* _THE EXERCISE_:
Could you print all the entries exactly?

======

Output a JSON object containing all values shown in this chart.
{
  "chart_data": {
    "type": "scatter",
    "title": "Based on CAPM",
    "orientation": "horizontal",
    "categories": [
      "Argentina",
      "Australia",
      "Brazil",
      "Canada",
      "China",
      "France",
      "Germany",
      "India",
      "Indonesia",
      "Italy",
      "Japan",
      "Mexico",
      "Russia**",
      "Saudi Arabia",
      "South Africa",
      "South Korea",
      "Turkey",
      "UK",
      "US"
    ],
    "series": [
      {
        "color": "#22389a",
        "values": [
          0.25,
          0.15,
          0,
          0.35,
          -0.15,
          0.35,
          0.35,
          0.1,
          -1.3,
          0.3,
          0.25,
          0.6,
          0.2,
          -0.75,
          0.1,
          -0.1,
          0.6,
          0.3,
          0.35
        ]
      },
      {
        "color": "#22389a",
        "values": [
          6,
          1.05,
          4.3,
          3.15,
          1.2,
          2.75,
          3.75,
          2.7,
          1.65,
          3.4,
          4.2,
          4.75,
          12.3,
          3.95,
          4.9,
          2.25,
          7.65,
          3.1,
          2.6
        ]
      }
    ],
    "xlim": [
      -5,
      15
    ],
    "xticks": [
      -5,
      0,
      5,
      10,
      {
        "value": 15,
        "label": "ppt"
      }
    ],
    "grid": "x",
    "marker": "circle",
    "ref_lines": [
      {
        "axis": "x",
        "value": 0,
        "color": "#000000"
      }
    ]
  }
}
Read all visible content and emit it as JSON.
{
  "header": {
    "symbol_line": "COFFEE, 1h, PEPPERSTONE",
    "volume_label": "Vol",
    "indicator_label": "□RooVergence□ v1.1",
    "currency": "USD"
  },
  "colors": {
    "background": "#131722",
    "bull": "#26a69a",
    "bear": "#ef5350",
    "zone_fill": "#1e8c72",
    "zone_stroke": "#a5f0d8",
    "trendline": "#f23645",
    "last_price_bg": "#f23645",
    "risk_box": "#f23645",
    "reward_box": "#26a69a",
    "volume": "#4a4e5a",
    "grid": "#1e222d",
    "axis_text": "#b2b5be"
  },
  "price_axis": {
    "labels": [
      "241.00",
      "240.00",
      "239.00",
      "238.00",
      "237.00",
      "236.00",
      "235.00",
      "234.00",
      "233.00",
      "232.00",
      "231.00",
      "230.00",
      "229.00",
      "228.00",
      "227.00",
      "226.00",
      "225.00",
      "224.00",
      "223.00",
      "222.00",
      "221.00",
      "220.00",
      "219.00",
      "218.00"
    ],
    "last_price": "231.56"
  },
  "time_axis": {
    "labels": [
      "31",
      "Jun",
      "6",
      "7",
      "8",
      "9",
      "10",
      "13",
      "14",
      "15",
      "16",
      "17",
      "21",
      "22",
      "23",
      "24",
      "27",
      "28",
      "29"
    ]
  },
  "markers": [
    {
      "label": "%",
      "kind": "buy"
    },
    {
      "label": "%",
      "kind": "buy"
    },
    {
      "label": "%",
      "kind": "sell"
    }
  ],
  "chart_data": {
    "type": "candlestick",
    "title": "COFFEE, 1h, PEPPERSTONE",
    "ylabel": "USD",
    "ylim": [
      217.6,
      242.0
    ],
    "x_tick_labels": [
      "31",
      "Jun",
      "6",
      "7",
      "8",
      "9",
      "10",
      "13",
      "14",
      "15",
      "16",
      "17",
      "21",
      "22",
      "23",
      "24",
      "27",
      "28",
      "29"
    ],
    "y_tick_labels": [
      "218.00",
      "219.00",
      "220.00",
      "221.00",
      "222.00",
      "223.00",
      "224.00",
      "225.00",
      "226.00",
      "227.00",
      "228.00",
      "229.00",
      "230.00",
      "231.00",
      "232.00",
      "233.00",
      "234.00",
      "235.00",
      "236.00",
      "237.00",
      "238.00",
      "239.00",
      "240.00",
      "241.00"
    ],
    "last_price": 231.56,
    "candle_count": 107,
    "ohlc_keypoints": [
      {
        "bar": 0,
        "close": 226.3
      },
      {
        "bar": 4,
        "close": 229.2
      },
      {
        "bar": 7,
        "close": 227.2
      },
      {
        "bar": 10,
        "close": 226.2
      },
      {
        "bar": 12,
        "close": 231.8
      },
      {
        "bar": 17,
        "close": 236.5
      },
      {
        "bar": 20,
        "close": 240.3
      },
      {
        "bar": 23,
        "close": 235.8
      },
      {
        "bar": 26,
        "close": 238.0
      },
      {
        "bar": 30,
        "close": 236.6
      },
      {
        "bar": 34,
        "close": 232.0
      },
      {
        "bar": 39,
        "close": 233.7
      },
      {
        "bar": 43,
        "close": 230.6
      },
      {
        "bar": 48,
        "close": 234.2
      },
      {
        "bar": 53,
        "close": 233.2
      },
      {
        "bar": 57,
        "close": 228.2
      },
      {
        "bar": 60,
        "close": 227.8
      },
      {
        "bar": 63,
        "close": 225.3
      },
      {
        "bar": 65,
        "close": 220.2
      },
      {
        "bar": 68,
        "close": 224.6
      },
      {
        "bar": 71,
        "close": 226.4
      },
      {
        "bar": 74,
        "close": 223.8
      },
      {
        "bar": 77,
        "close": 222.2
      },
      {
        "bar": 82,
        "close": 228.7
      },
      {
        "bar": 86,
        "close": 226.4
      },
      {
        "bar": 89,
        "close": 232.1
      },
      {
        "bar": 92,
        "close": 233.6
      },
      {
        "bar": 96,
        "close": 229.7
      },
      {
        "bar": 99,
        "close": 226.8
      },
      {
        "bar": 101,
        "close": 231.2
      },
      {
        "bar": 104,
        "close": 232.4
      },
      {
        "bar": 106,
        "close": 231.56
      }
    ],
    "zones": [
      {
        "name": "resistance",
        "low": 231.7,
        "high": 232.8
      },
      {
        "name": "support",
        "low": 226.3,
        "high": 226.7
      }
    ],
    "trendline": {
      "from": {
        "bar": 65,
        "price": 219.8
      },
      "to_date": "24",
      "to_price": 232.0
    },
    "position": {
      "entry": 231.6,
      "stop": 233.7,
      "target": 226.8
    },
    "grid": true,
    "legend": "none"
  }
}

======

* _EXERCISE SOLUTION_:
Output a JSON object containing all values shown in this chart.
{
  "chart_data": {
    "type": "scatter",
    "title": "Based on CAPM",
    "orientation": "horizontal",
    "categories": [
      "Argentina",
      "Australia",
      "Brazil",
      "Canada",
      "China",
      "France",
      "Germany",
      "India",
      "Indonesia",
      "Italy",
      "Japan",
      "Mexico",
      "Russia**",
      "Saudi Arabia",
      "South Africa",
      "South Korea",
      "Turkey",
      "UK",
      "US"
    ],
    "series": [
      {
        "color": "#22389a",
        "values": [
          0.25,
          0.15,
          0,
          0.35,
          -0.15,
          0.35,
          0.35,
          0.1,
          -1.3,
          0.3,
          0.25,
          0.6,
          0.2,
          -0.75,
          0.1,
          -0.1,
          0.6,
          0.3,
          0.35
        ]
      },
      {
        "color": "#22389a",
        "values": [
          6,
          1.05,
          4.3,
          3.15,
          1.2,
          2.75,
          3.75,
          2.7,
          1.65,
          3.4,
          4.2,
          4.75,
          12.3,
          3.95,
          4.9,
          2.25,
          7.65,
          3.1,
          2.6
        ]
      }
    ],
    "xlim": [
      -5,
      15
    ],
    "xticks": [
      -5,
      0,
      5,
      10,
      {
        "value": 15,
        "label": "ppt"
      }
    ],
    "grid": "x",
    "marker": "circle",
    "ref_lines": [
      {
        "axis": "x",
        "value": 0,
        "color": "#000000"
      }
    ]
  }
}
Read all visible content and emit it as JSON.
{
  "header": {
    "symbol_line": "COFFEE, 1h, PEPPERSTONE",
    "volume_label": "Vol",
    "indicator_label": "□RooVergence□ v1.1",
    "currency": "USD"
  },
  "colors": {
    "background": "#131722",
    "bull": "#26a69a",
    "bear": "#ef5350",
    "zone_fill": "#1e8c72",
    "zone_stroke": "#a5f0d8",
    "trendline": "#f23645",
    "last_price_bg": "#f23645",
    "risk_box": "#f23645",
    "reward_box": "#26a69a",
    "volume": "#4a4e5a",
    "grid": "#1e222d",
    "axis_text": "#b2b5be"
  },
  "price_axis": {
    "labels": [
      "241.00",
      "240.00",
      "239.00",
      "238.00",
      "237.00",
      "236.00",
      "235.00",
      "234.00",
      "233.00",
      "232.00",
      "231.00",
      "230.00",
      "229.00",
      "228.00",
      "227.00",
      "226.00",
      "225.00",
      "224.00",
      "223.00",
      "222.00",
      "221.00",
      "220.00",
      "219.00",
      "218.00"
    ],
    "last_price": "231.56"
  },
  "time_axis": {
    "labels": [
      "31",
      "Jun",
      "6",
      "7",
      "8",
      "9",
      "10",
      "13",
      "14",
      "15",
      "16",
      "17",
      "21",
      "22",
      "23",
      "24",
      "27",
      "28",
      "29"
    ]
  },
  "markers": [
    {
      "label": "%",
      "kind": "buy"
    },
    {
      "label": "%",
      "kind": "buy"
    },
    {
      "label": "%",
      "kind": "sell"
    }
  ],
  "chart_data": {
    "type": "candlestick",
    "title": "COFFEE, 1h, PEPPERSTONE",
    "ylabel": "USD",
    "ylim": [
      217.6,
      242.0
    ],
    "x_tick_labels": [
      "31",
      "Jun",
      "6",
      "7",
      "8",
      "9",
      "10",
      "13",
      "14",
      "15",
      "16",
      "17",
      "21",
      "22",
      "23",
      "24",
      "27",
      "28",
      "29"
    ],
    "y_tick_labels": [
      "218.00",
      "219.00",
      "220.00",
      "221.00",
      "222.00",
      "223.00",
      "224.00",
      "225.00",
      "226.00",
      "227.00",
      "228.00",
      "229.00",
      "230.00",
      "231.00",
      "232.00",
      "233.00",
      "234.00",
      "235.00",
      "236.00",
      "237.00",
      "238.00",
      "239.00",
      "240.00",
      "241.00"
    ],
    "last_price": 231.56,
    "candle_count": 107,
    "ohlc_keypoints": [
      {
        "bar": 0,
        "close": 226.3
      },
      {
        "bar": 4,
        "close": 229.2
      },
      {
        "bar": 7,
        "close": 227.2
      },
      {
        "bar": 10,
        "close": 226.2
      },
      {
        "bar": 12,
        "close": 231.8
      },
      {
        "bar": 17,
        "close": 236.5
      },
      {
        "bar": 20,
        "close": 240.3
      },
      {
        "bar": 23,
        "close": 235.8
      },
      {
        "bar": 26,
        "close": 238.0
      },
      {
        "bar": 30,
        "close": 236.6
      },
      {
        "bar": 34,
        "close": 232.0
      },
      {
        "bar": 39,
        "close": 233.7
      },
      {
        "bar": 43,
        "close": 230.6
      },
      {
        "bar": 48,
        "close": 234.2
      },
      {
        "bar": 53,
        "close": 233.2
      },
      {
        "bar": 57,
        "close": 228.2
      },
      {
        "bar": 60,
        "close": 227.8
      },
      {
        "bar": 63,
        "close": 225.3
      },
      {
        "bar": 65,
        "close": 220.2
      },
      {
        "bar": 68,
        "close": 224.6
      },
      {
        "bar": 71,
        "close": 226.4
      },
      {
        "bar": 74,
        "close": 223.8
      },
      {
        "bar": 77,
        "close": 222.2
      },
      {
        "bar": 82,
        "close": 228.7
      },
      {
        "bar": 86,
        "close": 226.4
      },
      {
        "bar": 89,
        "close": 232.1
      },
      {
        "bar": 92,
        "close": 233.6
      },
      {
        "bar": 96,
        "close": 229.7
      },
      {
        "bar": 99,
        "close": 226.8
      },
      {
        "bar": 101,
        "close": 231.2
      },
      {
        "bar": 104,
        "close": 232.4
      },
      {
        "bar": 106,
        "close": 231.56
      }
    ],
    "zones": [
      {
        "name": "resistance",
        "low": 231.7,
        "high": 232.8
      },
      {
        "name": "support",
        "low": 226.3,
        "high": 226.7
      }
    ],
    "trendline": {
      "from": {
        "bar": 65,
        "price": 219.8
      },
      "to_date": "24",
      "to_price": 232.0
    },
    "position": {
      "entry": 231.6,
      "stop": 233.7,
      "target": 226.8
    },
    "grid": true,
    "legend": "none"
  }
}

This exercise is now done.